▶ [TASK DETAILS] Reproduce the entries in full, with no changes.

Collected data
********

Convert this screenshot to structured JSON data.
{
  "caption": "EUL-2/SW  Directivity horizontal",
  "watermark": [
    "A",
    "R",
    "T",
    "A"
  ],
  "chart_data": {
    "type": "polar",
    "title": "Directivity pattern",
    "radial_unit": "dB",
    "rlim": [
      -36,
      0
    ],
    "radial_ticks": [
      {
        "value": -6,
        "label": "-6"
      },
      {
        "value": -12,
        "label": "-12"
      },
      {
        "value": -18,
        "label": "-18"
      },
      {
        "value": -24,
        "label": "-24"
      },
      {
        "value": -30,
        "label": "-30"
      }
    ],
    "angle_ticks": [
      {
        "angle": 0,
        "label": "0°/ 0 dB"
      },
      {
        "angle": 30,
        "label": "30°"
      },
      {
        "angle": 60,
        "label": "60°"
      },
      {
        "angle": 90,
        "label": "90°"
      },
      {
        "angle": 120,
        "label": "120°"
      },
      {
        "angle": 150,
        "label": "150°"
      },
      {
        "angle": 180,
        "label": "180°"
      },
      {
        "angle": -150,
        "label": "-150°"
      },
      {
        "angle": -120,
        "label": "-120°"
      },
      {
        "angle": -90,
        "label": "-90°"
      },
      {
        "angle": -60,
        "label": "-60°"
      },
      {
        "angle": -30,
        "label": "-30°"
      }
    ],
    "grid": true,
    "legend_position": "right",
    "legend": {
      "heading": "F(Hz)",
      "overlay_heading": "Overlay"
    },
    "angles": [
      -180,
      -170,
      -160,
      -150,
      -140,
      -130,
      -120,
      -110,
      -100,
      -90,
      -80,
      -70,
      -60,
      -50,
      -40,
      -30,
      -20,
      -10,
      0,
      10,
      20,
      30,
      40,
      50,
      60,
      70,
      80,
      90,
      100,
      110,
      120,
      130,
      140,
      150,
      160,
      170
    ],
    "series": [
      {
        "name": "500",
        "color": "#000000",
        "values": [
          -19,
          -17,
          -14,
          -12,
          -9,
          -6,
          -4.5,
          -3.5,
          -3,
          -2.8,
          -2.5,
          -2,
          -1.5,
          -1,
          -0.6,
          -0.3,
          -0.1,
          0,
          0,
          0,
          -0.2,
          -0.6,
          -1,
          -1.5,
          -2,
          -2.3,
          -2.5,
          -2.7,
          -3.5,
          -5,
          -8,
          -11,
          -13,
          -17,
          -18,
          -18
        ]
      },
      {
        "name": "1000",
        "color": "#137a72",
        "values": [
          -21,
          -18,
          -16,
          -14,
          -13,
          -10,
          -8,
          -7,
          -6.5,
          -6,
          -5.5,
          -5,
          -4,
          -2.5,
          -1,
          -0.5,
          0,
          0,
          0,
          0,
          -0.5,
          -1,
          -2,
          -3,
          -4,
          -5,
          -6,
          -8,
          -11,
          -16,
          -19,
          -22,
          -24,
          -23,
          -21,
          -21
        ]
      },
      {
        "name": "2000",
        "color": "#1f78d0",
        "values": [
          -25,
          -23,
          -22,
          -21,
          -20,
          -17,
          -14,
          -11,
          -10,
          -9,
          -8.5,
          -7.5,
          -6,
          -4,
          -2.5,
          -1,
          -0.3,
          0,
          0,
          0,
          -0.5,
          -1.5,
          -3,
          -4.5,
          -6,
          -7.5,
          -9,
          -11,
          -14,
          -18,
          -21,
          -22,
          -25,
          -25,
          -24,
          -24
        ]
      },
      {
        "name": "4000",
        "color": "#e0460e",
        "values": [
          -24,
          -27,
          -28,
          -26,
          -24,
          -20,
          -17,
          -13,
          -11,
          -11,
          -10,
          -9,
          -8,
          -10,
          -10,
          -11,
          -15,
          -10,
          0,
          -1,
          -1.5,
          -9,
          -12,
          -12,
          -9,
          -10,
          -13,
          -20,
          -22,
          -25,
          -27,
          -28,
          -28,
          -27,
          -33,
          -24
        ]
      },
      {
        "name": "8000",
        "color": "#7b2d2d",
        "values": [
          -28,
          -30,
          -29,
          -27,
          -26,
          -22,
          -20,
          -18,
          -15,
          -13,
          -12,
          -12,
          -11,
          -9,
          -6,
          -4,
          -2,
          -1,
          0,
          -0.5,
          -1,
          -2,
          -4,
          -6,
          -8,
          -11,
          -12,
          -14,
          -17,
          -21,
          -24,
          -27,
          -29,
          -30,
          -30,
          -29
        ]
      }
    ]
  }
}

********

▶ [EXERCISE RESULT]
Convert this screenshot to structured JSON data.
{
  "caption": "EUL-2/SW  Directivity horizontal",
  "watermark": [
    "A",
    "R",
    "T",
    "A"
  ],
  "chart_data": {
    "type": "polar",
    "title": "Directivity pattern",
    "radial_unit": "dB",
    "rlim": [
      -36,
      0
    ],
    "radial_ticks": [
      {
        "value": -6,
        "label": "-6"
      },
      {
        "value": -12,
        "label": "-12"
      },
      {
        "value": -18,
        "label": "-18"
      },
      {
        "value": -24,
        "label": "-24"
      },
      {
        "value": -30,
        "label": "-30"
      }
    ],
    "angle_ticks": [
      {
        "angle": 0,
        "label": "0°/ 0 dB"
      },
      {
        "angle": 30,
        "label": "30°"
      },
      {
        "angle": 60,
        "label": "60°"
      },
      {
        "angle": 90,
        "label": "90°"
      },
      {
        "angle": 120,
        "label": "120°"
      },
      {
        "angle": 150,
        "label": "150°"
      },
      {
        "angle": 180,
        "label": "180°"
      },
      {
        "angle": -150,
        "label": "-150°"
      },
      {
        "angle": -120,
        "label": "-120°"
      },
      {
        "angle": -90,
        "label": "-90°"
      },
      {
        "angle": -60,
        "label": "-60°"
      },
      {
        "angle": -30,
        "label": "-30°"
      }
    ],
    "grid": true,
    "legend_position": "right",
    "legend": {
      "heading": "F(Hz)",
      "overlay_heading": "Overlay"
    },
    "angles": [
      -180,
      -170,
      -160,
      -150,
      -140,
      -130,
      -120,
      -110,
      -100,
      -90,
      -80,
      -70,
      -60,
      -50,
      -40,
      -30,
      -20,
      -10,
      0,
      10,
      20,
      30,
      40,
      50,
      60,
      70,
      80,
      90,
      100,
      110,
      120,
      130,
      140,
      150,
      160,
      170
    ],
    "series": [
      {
        "name": "500",
        "color": "#000000",
        "values": [
          -19,
          -17,
          -14,
          -12,
          -9,
          -6,
          -4.5,
          -3.5,
          -3,
          -2.8,
          -2.5,
          -2,
          -1.5,
          -1,
          -0.6,
          -0.3,
          -0.1,
          0,
          0,
          0,
          -0.2,
          -0.6,
          -1,
          -1.5,
          -2,
          -2.3,
          -2.5,
          -2.7,
          -3.5,
          -5,
          -8,
          -11,
          -13,
          -17,
          -18,
          -18
        ]
      },
      {
        "name": "1000",
        "color": "#137a72",
        "values": [
          -21,
          -18,
          -16,
          -14,
          -13,
          -10,
          -8,
          -7,
          -6.5,
          -6,
          -5.5,
          -5,
          -4,
          -2.5,
          -1,
          -0.5,
          0,
          0,
          0,
          0,
          -0.5,
          -1,
          -2,
          -3,
          -4,
          -5,
          -6,
          -8,
          -11,
          -16,
          -19,
          -22,
          -24,
          -23,
          -21,
          -21
        ]
      },
      {
        "name": "2000",
        "color": "#1f78d0",
        "values": [
          -25,
          -23,
          -22,
          -21,
          -20,
          -17,
          -14,
          -11,
          -10,
          -9,
          -8.5,
          -7.5,
          -6,
          -4,
          -2.5,
          -1,
          -0.3,
          0,
          0,
          0,
          -0.5,
          -1.5,
          -3,
          -4.5,
          -6,
          -7.5,
          -9,
          -11,
          -14,
          -18,
          -21,
          -22,
          -25,
          -25,
          -24,
          -24
        ]
      },
      {
        "name": "4000",
        "color": "#e0460e",
        "values": [
          -24,
          -27,
          -28,
          -26,
          -24,
          -20,
          -17,
          -13,
          -11,
          -11,
          -10,
          -9,
          -8,
          -10,
          -10,
          -11,
          -15,
          -10,
          0,
          -1,
          -1.5,
          -9,
          -12,
          -12,
          -9,
          -10,
          -13,
          -20,
          -22,
          -25,
          -27,
          -28,
          -28,
          -27,
          -33,
          -24
        ]
      },
      {
        "name": "8000",
        "color": "#7b2d2d",
        "values": [
          -28,
          -30,
          -29,
          -27,
          -26,
          -22,
          -20,
          -18,
          -15,
          -13,
          -12,
          -12,
          -11,
          -9,
          -6,
          -4,
          -2,
          -1,
          0,
          -0.5,
          -1,
          -2,
          -4,
          -6,
          -8,
          -11,
          -12,
          -14,
          -17,
          -21,
          -24,
          -27,
          -29,
          -30,
          -30,
          -29
        ]
      }
    ]
  }
}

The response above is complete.